■ The task ■
Repeat the listing that follows, character for character, minus the pictures.
=== Records for processing ===
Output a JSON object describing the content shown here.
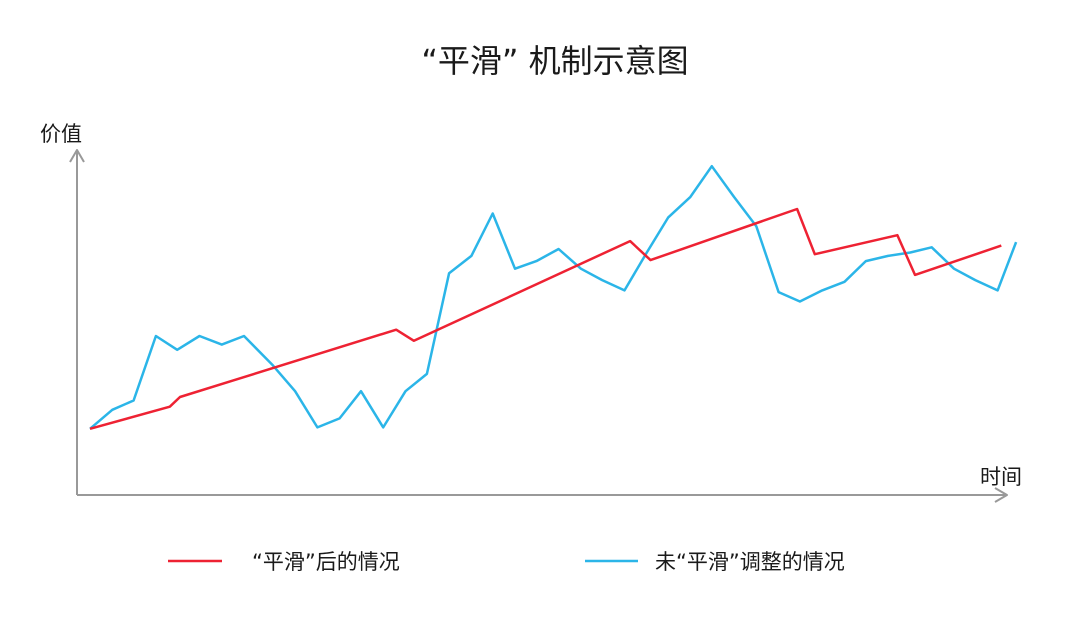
{
  "chart_data": {
    "type": "line",
    "title": "“平滑” 机制示意图",
    "xlabel": "时间",
    "ylabel": "价值",
    "xlim": [
      0,
      100
    ],
    "ylim": [
      0,
      100
    ],
    "grid": false,
    "legend_position": "bottom",
    "series": [
      {
        "name": "“平滑”后的情况",
        "color": "#ee2233",
        "points": [
          [
            1.4,
            19.2
          ],
          [
            10,
            25.6
          ],
          [
            11.1,
            28.4
          ],
          [
            34.4,
            47.9
          ],
          [
            36.3,
            44.7
          ],
          [
            59.6,
            73.6
          ],
          [
            61.8,
            68.1
          ],
          [
            77.6,
            82.9
          ],
          [
            79.5,
            69.8
          ],
          [
            88.4,
            75.3
          ],
          [
            90.3,
            63.8
          ],
          [
            99.6,
            72.3
          ]
        ]
      },
      {
        "name": "未“平滑”调整的情况",
        "color": "#2bb5e8",
        "points": [
          [
            1.4,
            19.2
          ],
          [
            3.8,
            24.7
          ],
          [
            6.1,
            27.4
          ],
          [
            8.5,
            46.1
          ],
          [
            10.8,
            42.1
          ],
          [
            13.2,
            46.1
          ],
          [
            15.6,
            43.6
          ],
          [
            18,
            46.1
          ],
          [
            21.1,
            37.6
          ],
          [
            23.5,
            30.1
          ],
          [
            25.9,
            19.6
          ],
          [
            28.3,
            22.2
          ],
          [
            30.6,
            30.1
          ],
          [
            33,
            19.6
          ],
          [
            35.4,
            30.1
          ],
          [
            37.7,
            35.1
          ],
          [
            40.1,
            64.3
          ],
          [
            42.5,
            69.3
          ],
          [
            44.8,
            81.6
          ],
          [
            47.2,
            65.6
          ],
          [
            49.5,
            67.8
          ],
          [
            51.9,
            71.3
          ],
          [
            54.3,
            65.6
          ],
          [
            56.6,
            62.3
          ],
          [
            59,
            59.3
          ],
          [
            61.4,
            70.3
          ],
          [
            63.7,
            80.4
          ],
          [
            66.1,
            86.4
          ],
          [
            68.4,
            95.3
          ],
          [
            70.8,
            86.4
          ],
          [
            73.2,
            77.9
          ],
          [
            75.6,
            58.8
          ],
          [
            77.9,
            56.1
          ],
          [
            80.3,
            59.3
          ],
          [
            82.7,
            61.8
          ],
          [
            85,
            67.8
          ],
          [
            87.4,
            69.3
          ],
          [
            89.8,
            70.3
          ],
          [
            92.1,
            71.8
          ],
          [
            94.5,
            65.6
          ],
          [
            96.8,
            62.3
          ],
          [
            99.2,
            59.3
          ],
          [
            101.2,
            73.3
          ]
        ]
      }
    ]
  }
}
===
■ Full response ■
Output a JSON object describing the content shown here.
{
  "chart_data": {
    "type": "line",
    "title": "“平滑” 机制示意图",
    "xlabel": "时间",
    "ylabel": "价值",
    "xlim": [
      0,
      100
    ],
    "ylim": [
      0,
      100
    ],
    "grid": false,
    "legend_position": "bottom",
    "series": [
      {
        "name": "“平滑”后的情况",
        "color": "#ee2233",
        "points": [
          [
            1.4,
            19.2
          ],
          [
            10,
            25.6
          ],
          [
            11.1,
            28.4
          ],
          [
            34.4,
            47.9
          ],
          [
            36.3,
            44.7
          ],
          [
            59.6,
            73.6
          ],
          [
            61.8,
            68.1
          ],
          [
            77.6,
            82.9
          ],
          [
            79.5,
            69.8
          ],
          [
            88.4,
            75.3
          ],
          [
            90.3,
            63.8
          ],
          [
            99.6,
            72.3
          ]
        ]
      },
      {
        "name": "未“平滑”调整的情况",
        "color": "#2bb5e8",
        "points": [
          [
            1.4,
            19.2
          ],
          [
            3.8,
            24.7
          ],
          [
            6.1,
            27.4
          ],
          [
            8.5,
            46.1
          ],
          [
            10.8,
            42.1
          ],
          [
            13.2,
            46.1
          ],
          [
            15.6,
            43.6
          ],
          [
            18,
            46.1
          ],
          [
            21.1,
            37.6
          ],
          [
            23.5,
            30.1
          ],
          [
            25.9,
            19.6
          ],
          [
            28.3,
            22.2
          ],
          [
            30.6,
            30.1
          ],
          [
            33,
            19.6
          ],
          [
            35.4,
            30.1
          ],
          [
            37.7,
            35.1
          ],
          [
            40.1,
            64.3
          ],
          [
            42.5,
            69.3
          ],
          [
            44.8,
            81.6
          ],
          [
            47.2,
            65.6
          ],
          [
            49.5,
            67.8
          ],
          [
            51.9,
            71.3
          ],
          [
            54.3,
            65.6
          ],
          [
            56.6,
            62.3
          ],
          [
            59,
            59.3
          ],
          [
            61.4,
            70.3
          ],
          [
            63.7,
            80.4
          ],
          [
            66.1,
            86.4
          ],
          [
            68.4,
            95.3
          ],
          [
            70.8,
            86.4
          ],
          [
            73.2,
            77.9
          ],
          [
            75.6,
            58.8
          ],
          [
            77.9,
            56.1
          ],
          [
            80.3,
            59.3
          ],
          [
            82.7,
            61.8
          ],
          [
            85,
            67.8
          ],
          [
            87.4,
            69.3
          ],
          [
            89.8,
            70.3
          ],
          [
            92.1,
            71.8
          ],
          [
            94.5,
            65.6
          ],
          [
            96.8,
            62.3
          ],
          [
            99.2,
            59.3
          ],
          [
            101.2,
            73.3
          ]
        ]
      }
    ]
  }
}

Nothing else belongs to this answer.